Written task
Your task is to transcribe all of the records exactly and leave out the pictures.

Data supplied

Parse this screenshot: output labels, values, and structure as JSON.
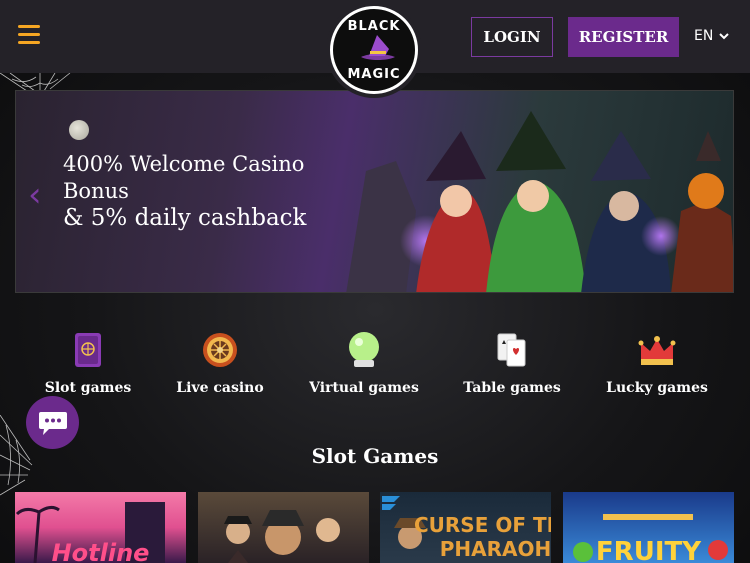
{
  "header": {
    "menu_icon": "hamburger-icon",
    "logo_top": "BLACK",
    "logo_bottom": "MAGIC",
    "login_label": "LOGIN",
    "register_label": "REGISTER",
    "language": "EN",
    "accent": "#6b2a8c",
    "menu_color": "#f5a623"
  },
  "banner": {
    "line1": "400% Welcome Casino",
    "line2": "Bonus",
    "line3": "& 5% daily cashback",
    "prev_icon": "chevron-left-icon"
  },
  "categories": [
    {
      "label": "Slot games",
      "icon": "spellbook-icon"
    },
    {
      "label": "Live casino",
      "icon": "roulette-icon"
    },
    {
      "label": "Virtual games",
      "icon": "crystal-ball-icon"
    },
    {
      "label": "Table games",
      "icon": "playing-cards-icon"
    },
    {
      "label": "Lucky games",
      "icon": "crown-icon"
    }
  ],
  "section_title": "Slot Games",
  "games": [
    {
      "title": "Hotline"
    },
    {
      "title": ""
    },
    {
      "title": "CURSE OF THE PHARAOH"
    },
    {
      "title": "FRUITY"
    }
  ],
  "chat_icon": "chat-bubble-icon"
}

Answer
Parse this screenshot: output labels, values, and structure as JSON.
{
  "header": {
    "menu_icon": "hamburger-icon",
    "logo_top": "BLACK",
    "logo_bottom": "MAGIC",
    "login_label": "LOGIN",
    "register_label": "REGISTER",
    "language": "EN",
    "accent": "#6b2a8c",
    "menu_color": "#f5a623"
  },
  "banner": {
    "line1": "400% Welcome Casino",
    "line2": "Bonus",
    "line3": "& 5% daily cashback",
    "prev_icon": "chevron-left-icon"
  },
  "categories": [
    {
      "label": "Slot games",
      "icon": "spellbook-icon"
    },
    {
      "label": "Live casino",
      "icon": "roulette-icon"
    },
    {
      "label": "Virtual games",
      "icon": "crystal-ball-icon"
    },
    {
      "label": "Table games",
      "icon": "playing-cards-icon"
    },
    {
      "label": "Lucky games",
      "icon": "crown-icon"
    }
  ],
  "section_title": "Slot Games",
  "games": [
    {
      "title": "Hotline"
    },
    {
      "title": ""
    },
    {
      "title": "CURSE OF THE PHARAOH"
    },
    {
      "title": "FRUITY"
    }
  ],
  "chat_icon": "chat-bubble-icon"
}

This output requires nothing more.